— begin —
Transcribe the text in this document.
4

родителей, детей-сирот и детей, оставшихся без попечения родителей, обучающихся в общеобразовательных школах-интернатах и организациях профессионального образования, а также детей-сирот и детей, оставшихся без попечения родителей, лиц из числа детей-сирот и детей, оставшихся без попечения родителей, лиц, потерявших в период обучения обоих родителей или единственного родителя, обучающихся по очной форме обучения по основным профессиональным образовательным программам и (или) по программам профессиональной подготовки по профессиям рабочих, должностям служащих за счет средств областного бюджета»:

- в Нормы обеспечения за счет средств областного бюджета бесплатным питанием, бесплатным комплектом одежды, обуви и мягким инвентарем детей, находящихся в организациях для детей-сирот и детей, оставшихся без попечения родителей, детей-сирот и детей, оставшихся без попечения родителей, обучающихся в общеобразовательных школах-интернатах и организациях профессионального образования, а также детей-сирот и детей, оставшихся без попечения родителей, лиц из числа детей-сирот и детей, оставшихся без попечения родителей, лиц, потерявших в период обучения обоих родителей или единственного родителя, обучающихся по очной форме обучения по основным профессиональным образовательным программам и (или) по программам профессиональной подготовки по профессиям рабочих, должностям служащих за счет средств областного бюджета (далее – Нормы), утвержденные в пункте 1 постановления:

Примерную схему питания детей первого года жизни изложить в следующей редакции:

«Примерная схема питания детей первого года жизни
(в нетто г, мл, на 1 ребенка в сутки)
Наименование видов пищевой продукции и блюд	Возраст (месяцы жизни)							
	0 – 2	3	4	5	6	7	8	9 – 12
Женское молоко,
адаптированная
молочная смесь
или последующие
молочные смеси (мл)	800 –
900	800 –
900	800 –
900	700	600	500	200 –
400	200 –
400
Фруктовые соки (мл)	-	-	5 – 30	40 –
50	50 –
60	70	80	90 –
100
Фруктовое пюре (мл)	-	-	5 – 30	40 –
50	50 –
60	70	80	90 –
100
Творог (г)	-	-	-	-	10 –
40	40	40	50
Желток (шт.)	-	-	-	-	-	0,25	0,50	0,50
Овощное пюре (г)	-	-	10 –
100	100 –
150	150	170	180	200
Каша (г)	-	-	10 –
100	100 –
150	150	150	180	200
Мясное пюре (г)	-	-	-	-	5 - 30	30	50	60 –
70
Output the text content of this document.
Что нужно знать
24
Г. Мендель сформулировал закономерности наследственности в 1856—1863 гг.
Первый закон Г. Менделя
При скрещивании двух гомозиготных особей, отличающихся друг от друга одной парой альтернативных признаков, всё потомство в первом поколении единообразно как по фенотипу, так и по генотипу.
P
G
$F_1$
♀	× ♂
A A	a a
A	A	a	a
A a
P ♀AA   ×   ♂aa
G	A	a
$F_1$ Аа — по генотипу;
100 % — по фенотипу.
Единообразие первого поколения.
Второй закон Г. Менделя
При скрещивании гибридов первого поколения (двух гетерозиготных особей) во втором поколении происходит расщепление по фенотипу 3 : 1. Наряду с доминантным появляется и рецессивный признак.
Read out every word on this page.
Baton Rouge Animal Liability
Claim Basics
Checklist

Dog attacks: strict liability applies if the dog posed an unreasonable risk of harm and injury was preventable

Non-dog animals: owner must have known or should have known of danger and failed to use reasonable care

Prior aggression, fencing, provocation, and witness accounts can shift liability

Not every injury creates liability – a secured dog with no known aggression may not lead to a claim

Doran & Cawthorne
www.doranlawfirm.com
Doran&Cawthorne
— end —
Can you quote exactly the lines from the one containing "Read out every word on this page." through the last line of the records above, and nothing else?

Read out every word on this page.
Baton Rouge Animal Liability
Claim Basics
Checklist

Dog attacks: strict liability applies if the dog posed an unreasonable risk of harm and injury was preventable

Non-dog animals: owner must have known or should have known of danger and failed to use reasonable care

Prior aggression, fencing, provocation, and witness accounts can shift liability

Not every injury creates liability – a secured dog with no known aggression may not lead to a claim

Doran & Cawthorne
www.doranlawfirm.com
Doran&Cawthorne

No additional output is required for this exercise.